*** Dataset entries ***
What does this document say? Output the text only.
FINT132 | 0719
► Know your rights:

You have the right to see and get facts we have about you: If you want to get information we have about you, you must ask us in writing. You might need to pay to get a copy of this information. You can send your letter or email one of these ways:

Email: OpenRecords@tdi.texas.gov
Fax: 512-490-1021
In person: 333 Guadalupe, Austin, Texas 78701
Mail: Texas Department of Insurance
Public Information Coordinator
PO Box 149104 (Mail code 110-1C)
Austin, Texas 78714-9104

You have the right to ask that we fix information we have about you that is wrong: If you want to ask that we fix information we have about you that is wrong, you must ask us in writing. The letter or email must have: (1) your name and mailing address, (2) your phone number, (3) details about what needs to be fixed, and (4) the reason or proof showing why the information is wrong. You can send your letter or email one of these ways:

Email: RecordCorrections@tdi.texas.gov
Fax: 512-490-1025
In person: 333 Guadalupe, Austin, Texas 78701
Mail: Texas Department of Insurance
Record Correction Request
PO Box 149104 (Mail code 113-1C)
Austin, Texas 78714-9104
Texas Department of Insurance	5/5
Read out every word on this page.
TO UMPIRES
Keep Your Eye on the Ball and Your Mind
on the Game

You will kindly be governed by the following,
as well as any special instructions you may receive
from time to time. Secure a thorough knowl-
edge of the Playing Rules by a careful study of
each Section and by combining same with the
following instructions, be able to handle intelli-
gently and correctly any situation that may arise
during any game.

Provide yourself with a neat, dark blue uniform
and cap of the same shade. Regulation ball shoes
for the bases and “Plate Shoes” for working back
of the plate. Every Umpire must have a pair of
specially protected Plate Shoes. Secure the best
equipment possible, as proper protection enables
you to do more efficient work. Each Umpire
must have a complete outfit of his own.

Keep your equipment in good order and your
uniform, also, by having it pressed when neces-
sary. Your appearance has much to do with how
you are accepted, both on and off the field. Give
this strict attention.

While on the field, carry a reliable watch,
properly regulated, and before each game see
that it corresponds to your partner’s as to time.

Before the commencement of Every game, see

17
***
▶ Work to complete
Restate each record exactly as written.

▶ Full response
What does this document say? Output the text only.
FINT132 | 0719
► Know your rights:

You have the right to see and get facts we have about you: If you want to get information we have about you, you must ask us in writing. You might need to pay to get a copy of this information. You can send your letter or email one of these ways:

Email: OpenRecords@tdi.texas.gov
Fax: 512-490-1021
In person: 333 Guadalupe, Austin, Texas 78701
Mail: Texas Department of Insurance
Public Information Coordinator
PO Box 149104 (Mail code 110-1C)
Austin, Texas 78714-9104

You have the right to ask that we fix information we have about you that is wrong: If you want to ask that we fix information we have about you that is wrong, you must ask us in writing. The letter or email must have: (1) your name and mailing address, (2) your phone number, (3) details about what needs to be fixed, and (4) the reason or proof showing why the information is wrong. You can send your letter or email one of these ways:

Email: RecordCorrections@tdi.texas.gov
Fax: 512-490-1025
In person: 333 Guadalupe, Austin, Texas 78701
Mail: Texas Department of Insurance
Record Correction Request
PO Box 149104 (Mail code 113-1C)
Austin, Texas 78714-9104
Texas Department of Insurance	5/5
Read out every word on this page.
TO UMPIRES
Keep Your Eye on the Ball and Your Mind
on the Game

You will kindly be governed by the following,
as well as any special instructions you may receive
from time to time. Secure a thorough knowl-
edge of the Playing Rules by a careful study of
each Section and by combining same with the
following instructions, be able to handle intelli-
gently and correctly any situation that may arise
during any game.

Provide yourself with a neat, dark blue uniform
and cap of the same shade. Regulation ball shoes
for the bases and “Plate Shoes” for working back
of the plate. Every Umpire must have a pair of
specially protected Plate Shoes. Secure the best
equipment possible, as proper protection enables
you to do more efficient work. Each Umpire
must have a complete outfit of his own.

Keep your equipment in good order and your
uniform, also, by having it pressed when neces-
sary. Your appearance has much to do with how
you are accepted, both on and off the field. Give
this strict attention.

While on the field, carry a reliable watch,
properly regulated, and before each game see
that it corresponds to your partner’s as to time.

Before the commencement of Every game, see

17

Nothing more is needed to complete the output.